» Aim
Copy all lines below exactly as written. Leave pictures out.

--- BEGIN Stored rows ---

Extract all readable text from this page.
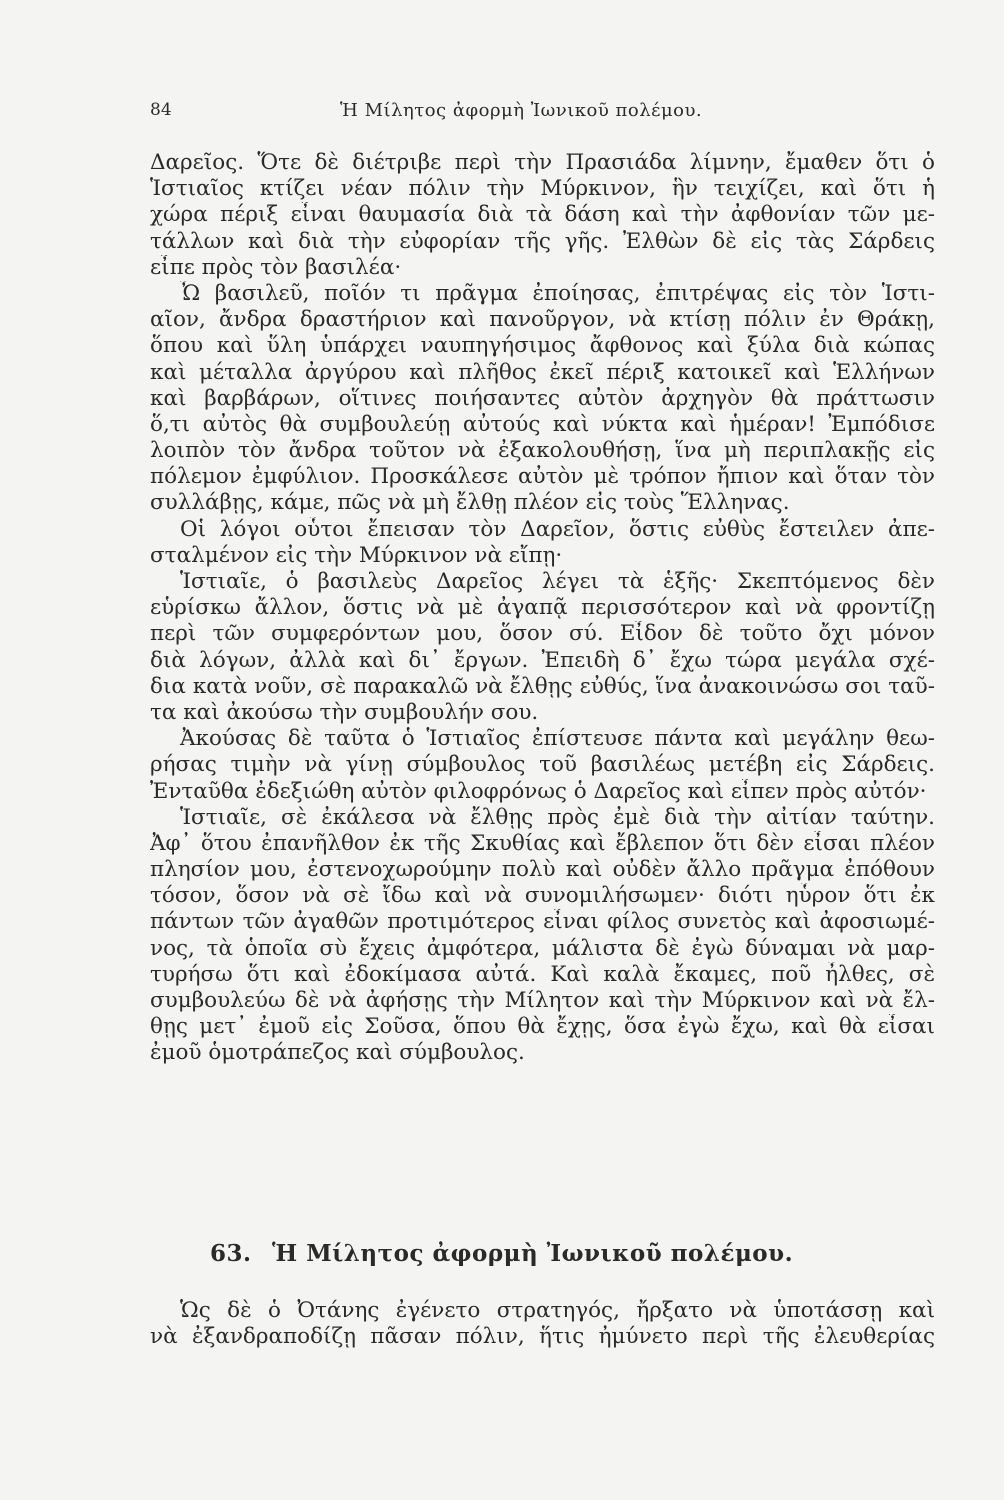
84	Ἡ Μίλητος ἀφορμὴ Ἰωνικοῦ πολέμου.
Δαρεῖος. Ὅτε δὲ διέτριβε περὶ τὴν Πρασιάδα λίμνην, ἔμαθεν ὅτι ὁ
Ἱστιαῖος κτίζει νέαν πόλιν τὴν Μύρκινον, ἣν τειχίζει, καὶ ὅτι ἡ
χώρα πέριξ εἶναι θαυμασία διὰ τὰ δάση καὶ τὴν ἀφθονίαν τῶν με-
τάλλων καὶ διὰ τὴν εὐφορίαν τῆς γῆς. Ἐλθὼν δὲ εἰς τὰς Σάρδεις
εἶπε πρὸς τὸν βασιλέα·
Ὦ βασιλεῦ, ποῖόν τι πρᾶγμα ἐποίησας, ἐπιτρέψας εἰς τὸν Ἱστι-
αῖον, ἄνδρα δραστήριον καὶ πανοῦργον, νὰ κτίσῃ πόλιν ἐν Θράκῃ,
ὅπου καὶ ὕλη ὑπάρχει ναυπηγήσιμος ἄφθονος καὶ ξύλα διὰ κώπας
καὶ μέταλλα ἀργύρου καὶ πλῆθος ἐκεῖ πέριξ κατοικεῖ καὶ Ἑλλήνων
καὶ βαρβάρων, οἵτινες ποιήσαντες αὐτὸν ἀρχηγὸν θὰ πράττωσιν
ὅ,τι αὐτὸς θὰ συμβουλεύῃ αὐτούς καὶ νύκτα καὶ ἡμέραν! Ἐμπόδισε
λοιπὸν τὸν ἄνδρα τοῦτον νὰ ἐξακολουθήσῃ, ἵνα μὴ περιπλακῇς εἰς
πόλεμον ἐμφύλιον. Προσκάλεσε αὐτὸν μὲ τρόπον ἤπιον καὶ ὅταν τὸν
συλλάβῃς, κάμε, πῶς νὰ μὴ ἔλθῃ πλέον εἰς τοὺς Ἕλληνας.
Οἱ λόγοι οὗτοι ἔπεισαν τὸν Δαρεῖον, ὅστις εὐθὺς ἔστειλεν ἀπε-
σταλμένον εἰς τὴν Μύρκινον νὰ εἴπῃ·
Ἱστιαῖε, ὁ βασιλεὺς Δαρεῖος λέγει τὰ ἑξῆς· Σκεπτόμενος δὲν
εὑρίσκω ἄλλον, ὅστις νὰ μὲ ἀγαπᾷ περισσότερον καὶ νὰ φροντίζῃ
περὶ τῶν συμφερόντων μου, ὅσον σύ. Εἶδον δὲ τοῦτο ὄχι μόνον
διὰ λόγων, ἀλλὰ καὶ δι᾽ ἔργων. Ἐπειδὴ δ᾽ ἔχω τώρα μεγάλα σχέ-
δια κατὰ νοῦν, σὲ παρακαλῶ νὰ ἔλθῃς εὐθύς, ἵνα ἀνακοινώσω σοι ταῦ-
τα καὶ ἀκούσω τὴν συμβουλήν σου.
Ἀκούσας δὲ ταῦτα ὁ Ἱστιαῖος ἐπίστευσε πάντα καὶ μεγάλην θεω-
ρήσας τιμὴν νὰ γίνῃ σύμβουλος τοῦ βασιλέως μετέβη εἰς Σάρδεις.
Ἐνταῦθα ἐδεξιώθη αὐτὸν φιλοφρόνως ὁ Δαρεῖος καὶ εἶπεν πρὸς αὐτόν·
Ἱστιαῖε, σὲ ἐκάλεσα νὰ ἔλθῃς πρὸς ἐμὲ διὰ τὴν αἰτίαν ταύτην.
Ἀφ᾽ ὅτου ἐπανῆλθον ἐκ τῆς Σκυθίας καὶ ἔβλεπον ὅτι δὲν εἶσαι πλέον
πλησίον μου, ἐστενοχωρούμην πολὺ καὶ οὐδὲν ἄλλο πρᾶγμα ἐπόθουν
τόσον, ὅσον νὰ σὲ ἴδω καὶ νὰ συνομιλήσωμεν· διότι ηὗρον ὅτι ἐκ
πάντων τῶν ἀγαθῶν προτιμότερος εἶναι φίλος συνετὸς καὶ ἀφοσιωμέ-
νος, τὰ ὁποῖα σὺ ἔχεις ἀμφότερα, μάλιστα δὲ ἐγὼ δύναμαι νὰ μαρ-
τυρήσω ὅτι καὶ ἐδοκίμασα αὐτά. Καὶ καλὰ ἔκαμες, ποῦ ἦλθες, σὲ
συμβουλεύω δὲ νὰ ἀφήσῃς τὴν Μίλητον καὶ τὴν Μύρκινον καὶ νὰ ἔλ-
θῃς μετ᾽ ἐμοῦ εἰς Σοῦσα, ὅπου θὰ ἔχῃς, ὅσα ἐγὼ ἔχω, καὶ θὰ εἶσαι
ἐμοῦ ὁμοτράπεζος καὶ σύμβουλος.
63. Ἡ Μίλητος ἀφορμὴ Ἰωνικοῦ πολέμου.
Ὡς δὲ ὁ Ὀτάνης ἐγένετο στρατηγός, ἤρξατο νὰ ὑποτάσσῃ καὶ
νὰ ἐξανδραποδίζῃ πᾶσαν πόλιν, ἥτις ἠμύνετο περὶ τῆς ἐλευθερίας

--- END Stored rows ---

» Full output
Extract all readable text from this page.
84	Ἡ Μίλητος ἀφορμὴ Ἰωνικοῦ πολέμου.
Δαρεῖος. Ὅτε δὲ διέτριβε περὶ τὴν Πρασιάδα λίμνην, ἔμαθεν ὅτι ὁ
Ἱστιαῖος κτίζει νέαν πόλιν τὴν Μύρκινον, ἣν τειχίζει, καὶ ὅτι ἡ
χώρα πέριξ εἶναι θαυμασία διὰ τὰ δάση καὶ τὴν ἀφθονίαν τῶν με-
τάλλων καὶ διὰ τὴν εὐφορίαν τῆς γῆς. Ἐλθὼν δὲ εἰς τὰς Σάρδεις
εἶπε πρὸς τὸν βασιλέα·
Ὦ βασιλεῦ, ποῖόν τι πρᾶγμα ἐποίησας, ἐπιτρέψας εἰς τὸν Ἱστι-
αῖον, ἄνδρα δραστήριον καὶ πανοῦργον, νὰ κτίσῃ πόλιν ἐν Θράκῃ,
ὅπου καὶ ὕλη ὑπάρχει ναυπηγήσιμος ἄφθονος καὶ ξύλα διὰ κώπας
καὶ μέταλλα ἀργύρου καὶ πλῆθος ἐκεῖ πέριξ κατοικεῖ καὶ Ἑλλήνων
καὶ βαρβάρων, οἵτινες ποιήσαντες αὐτὸν ἀρχηγὸν θὰ πράττωσιν
ὅ,τι αὐτὸς θὰ συμβουλεύῃ αὐτούς καὶ νύκτα καὶ ἡμέραν! Ἐμπόδισε
λοιπὸν τὸν ἄνδρα τοῦτον νὰ ἐξακολουθήσῃ, ἵνα μὴ περιπλακῇς εἰς
πόλεμον ἐμφύλιον. Προσκάλεσε αὐτὸν μὲ τρόπον ἤπιον καὶ ὅταν τὸν
συλλάβῃς, κάμε, πῶς νὰ μὴ ἔλθῃ πλέον εἰς τοὺς Ἕλληνας.
Οἱ λόγοι οὗτοι ἔπεισαν τὸν Δαρεῖον, ὅστις εὐθὺς ἔστειλεν ἀπε-
σταλμένον εἰς τὴν Μύρκινον νὰ εἴπῃ·
Ἱστιαῖε, ὁ βασιλεὺς Δαρεῖος λέγει τὰ ἑξῆς· Σκεπτόμενος δὲν
εὑρίσκω ἄλλον, ὅστις νὰ μὲ ἀγαπᾷ περισσότερον καὶ νὰ φροντίζῃ
περὶ τῶν συμφερόντων μου, ὅσον σύ. Εἶδον δὲ τοῦτο ὄχι μόνον
διὰ λόγων, ἀλλὰ καὶ δι᾽ ἔργων. Ἐπειδὴ δ᾽ ἔχω τώρα μεγάλα σχέ-
δια κατὰ νοῦν, σὲ παρακαλῶ νὰ ἔλθῃς εὐθύς, ἵνα ἀνακοινώσω σοι ταῦ-
τα καὶ ἀκούσω τὴν συμβουλήν σου.
Ἀκούσας δὲ ταῦτα ὁ Ἱστιαῖος ἐπίστευσε πάντα καὶ μεγάλην θεω-
ρήσας τιμὴν νὰ γίνῃ σύμβουλος τοῦ βασιλέως μετέβη εἰς Σάρδεις.
Ἐνταῦθα ἐδεξιώθη αὐτὸν φιλοφρόνως ὁ Δαρεῖος καὶ εἶπεν πρὸς αὐτόν·
Ἱστιαῖε, σὲ ἐκάλεσα νὰ ἔλθῃς πρὸς ἐμὲ διὰ τὴν αἰτίαν ταύτην.
Ἀφ᾽ ὅτου ἐπανῆλθον ἐκ τῆς Σκυθίας καὶ ἔβλεπον ὅτι δὲν εἶσαι πλέον
πλησίον μου, ἐστενοχωρούμην πολὺ καὶ οὐδὲν ἄλλο πρᾶγμα ἐπόθουν
τόσον, ὅσον νὰ σὲ ἴδω καὶ νὰ συνομιλήσωμεν· διότι ηὗρον ὅτι ἐκ
πάντων τῶν ἀγαθῶν προτιμότερος εἶναι φίλος συνετὸς καὶ ἀφοσιωμέ-
νος, τὰ ὁποῖα σὺ ἔχεις ἀμφότερα, μάλιστα δὲ ἐγὼ δύναμαι νὰ μαρ-
τυρήσω ὅτι καὶ ἐδοκίμασα αὐτά. Καὶ καλὰ ἔκαμες, ποῦ ἦλθες, σὲ
συμβουλεύω δὲ νὰ ἀφήσῃς τὴν Μίλητον καὶ τὴν Μύρκινον καὶ νὰ ἔλ-
θῃς μετ᾽ ἐμοῦ εἰς Σοῦσα, ὅπου θὰ ἔχῃς, ὅσα ἐγὼ ἔχω, καὶ θὰ εἶσαι
ἐμοῦ ὁμοτράπεζος καὶ σύμβουλος.
63. Ἡ Μίλητος ἀφορμὴ Ἰωνικοῦ πολέμου.
Ὡς δὲ ὁ Ὀτάνης ἐγένετο στρατηγός, ἤρξατο νὰ ὑποτάσσῃ καὶ
νὰ ἐξανδραποδίζῃ πᾶσαν πόλιν, ἥτις ἠμύνετο περὶ τῆς ἐλευθερίας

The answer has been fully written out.